Please find all lines in the data that hold the string "name" and copy them.

--- start Records for the exercise ---

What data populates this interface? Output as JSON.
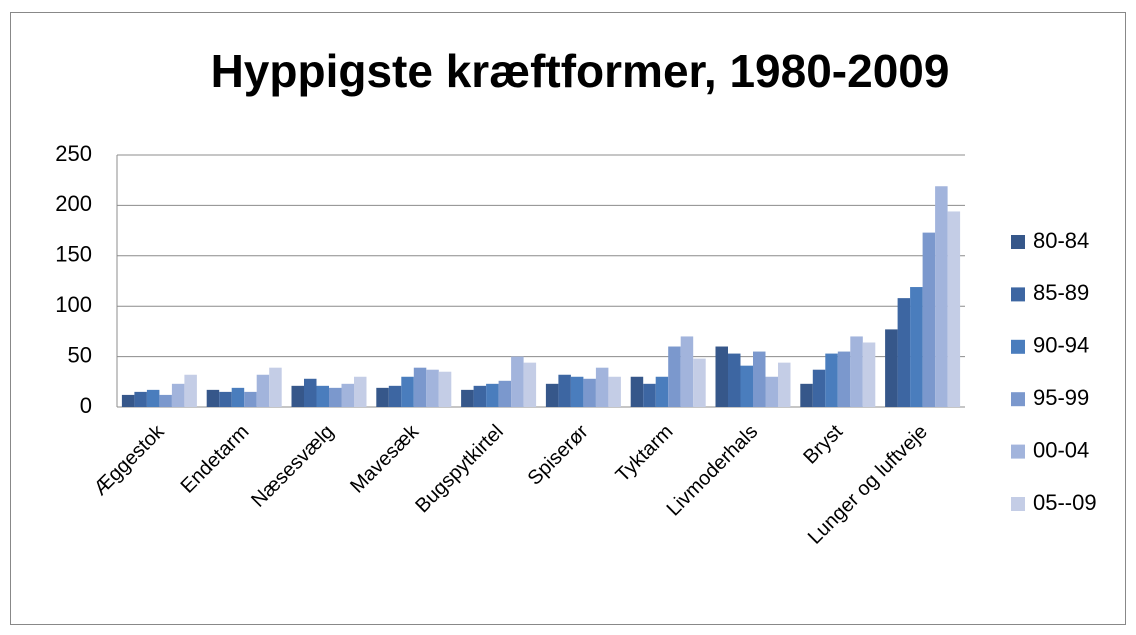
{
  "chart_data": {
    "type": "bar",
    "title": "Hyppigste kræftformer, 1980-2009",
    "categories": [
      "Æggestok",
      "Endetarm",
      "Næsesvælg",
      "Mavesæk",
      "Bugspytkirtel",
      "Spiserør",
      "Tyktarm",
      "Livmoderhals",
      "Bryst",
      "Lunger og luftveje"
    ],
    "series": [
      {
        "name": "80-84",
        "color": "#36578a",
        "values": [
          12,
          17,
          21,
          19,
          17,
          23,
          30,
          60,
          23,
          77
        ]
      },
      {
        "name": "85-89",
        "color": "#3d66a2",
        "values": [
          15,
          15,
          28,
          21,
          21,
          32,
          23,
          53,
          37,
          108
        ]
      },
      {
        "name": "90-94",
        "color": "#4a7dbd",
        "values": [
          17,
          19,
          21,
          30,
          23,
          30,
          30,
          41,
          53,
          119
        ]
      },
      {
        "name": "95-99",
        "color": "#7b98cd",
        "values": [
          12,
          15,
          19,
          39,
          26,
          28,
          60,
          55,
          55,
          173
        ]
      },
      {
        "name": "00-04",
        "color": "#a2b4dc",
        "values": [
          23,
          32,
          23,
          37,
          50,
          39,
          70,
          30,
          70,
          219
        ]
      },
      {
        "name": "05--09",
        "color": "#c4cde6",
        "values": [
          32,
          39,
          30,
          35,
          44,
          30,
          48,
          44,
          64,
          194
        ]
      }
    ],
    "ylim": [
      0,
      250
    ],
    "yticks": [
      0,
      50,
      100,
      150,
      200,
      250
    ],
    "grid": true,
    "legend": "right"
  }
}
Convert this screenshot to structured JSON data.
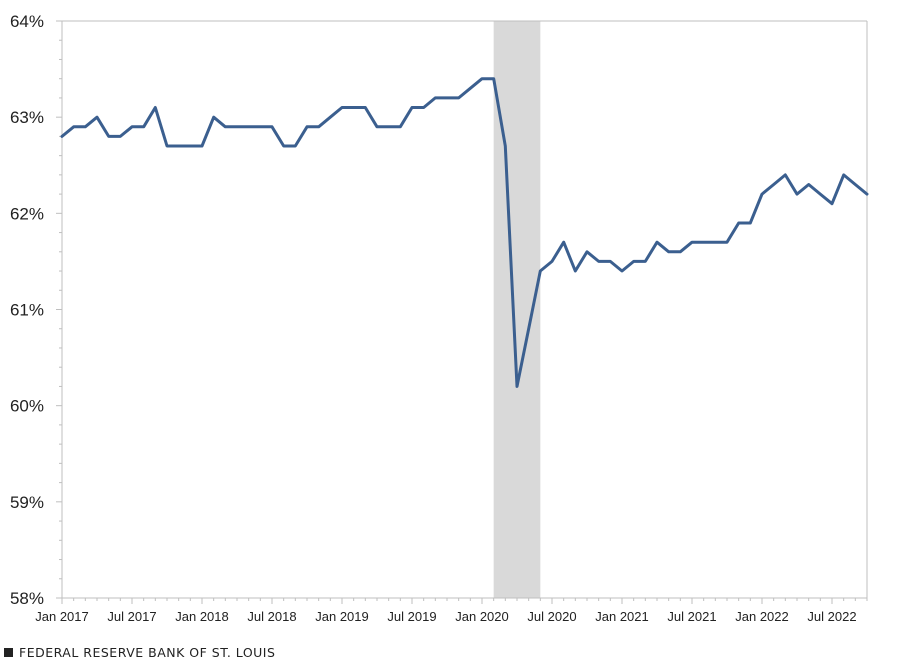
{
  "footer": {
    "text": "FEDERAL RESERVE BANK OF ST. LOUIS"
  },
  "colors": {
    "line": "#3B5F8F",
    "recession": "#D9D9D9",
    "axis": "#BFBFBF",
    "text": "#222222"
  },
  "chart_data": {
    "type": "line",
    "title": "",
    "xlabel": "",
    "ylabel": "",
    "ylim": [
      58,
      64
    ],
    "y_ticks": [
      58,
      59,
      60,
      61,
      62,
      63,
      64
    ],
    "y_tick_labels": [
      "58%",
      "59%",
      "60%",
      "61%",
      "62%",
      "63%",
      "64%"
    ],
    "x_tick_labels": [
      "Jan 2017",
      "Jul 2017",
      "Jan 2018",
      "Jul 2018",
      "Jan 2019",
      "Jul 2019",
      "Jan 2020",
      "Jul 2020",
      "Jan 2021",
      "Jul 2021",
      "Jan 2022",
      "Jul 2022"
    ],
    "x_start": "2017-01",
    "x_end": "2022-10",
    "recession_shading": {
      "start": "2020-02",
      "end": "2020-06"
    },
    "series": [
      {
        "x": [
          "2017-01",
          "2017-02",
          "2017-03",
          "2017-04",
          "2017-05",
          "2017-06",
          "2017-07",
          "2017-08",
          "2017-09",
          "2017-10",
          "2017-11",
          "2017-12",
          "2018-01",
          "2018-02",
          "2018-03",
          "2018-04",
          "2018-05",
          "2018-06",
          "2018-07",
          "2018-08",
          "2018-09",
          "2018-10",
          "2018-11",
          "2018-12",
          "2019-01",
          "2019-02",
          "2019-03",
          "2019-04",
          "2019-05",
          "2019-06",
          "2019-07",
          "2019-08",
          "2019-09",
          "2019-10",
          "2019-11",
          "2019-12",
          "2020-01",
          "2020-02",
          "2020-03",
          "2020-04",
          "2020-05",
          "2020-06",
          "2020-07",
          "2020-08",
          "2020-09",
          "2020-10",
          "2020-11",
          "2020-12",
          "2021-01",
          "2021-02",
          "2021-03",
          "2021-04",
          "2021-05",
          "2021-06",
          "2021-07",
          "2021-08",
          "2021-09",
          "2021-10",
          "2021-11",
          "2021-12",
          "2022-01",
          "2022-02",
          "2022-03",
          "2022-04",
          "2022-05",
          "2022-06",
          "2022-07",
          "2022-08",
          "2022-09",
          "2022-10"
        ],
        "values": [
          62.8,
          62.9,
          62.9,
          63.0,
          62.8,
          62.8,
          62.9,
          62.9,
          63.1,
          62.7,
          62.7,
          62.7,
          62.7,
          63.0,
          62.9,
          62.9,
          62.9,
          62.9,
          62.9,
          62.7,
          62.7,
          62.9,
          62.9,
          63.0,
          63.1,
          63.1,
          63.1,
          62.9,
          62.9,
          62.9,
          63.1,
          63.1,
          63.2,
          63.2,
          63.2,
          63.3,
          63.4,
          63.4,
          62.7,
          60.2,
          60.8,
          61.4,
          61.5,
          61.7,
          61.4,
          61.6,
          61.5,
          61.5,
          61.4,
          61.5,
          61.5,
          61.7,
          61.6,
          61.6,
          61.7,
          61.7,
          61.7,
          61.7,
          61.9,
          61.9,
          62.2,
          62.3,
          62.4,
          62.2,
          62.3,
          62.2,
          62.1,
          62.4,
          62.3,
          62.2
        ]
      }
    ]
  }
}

--- end Records for the exercise ---

• Exercise solution:
        "name": "80-84",
        "name": "85-89",
        "name": "90-94",
        "name": "95-99",
        "name": "00-04",
        "name": "05--09",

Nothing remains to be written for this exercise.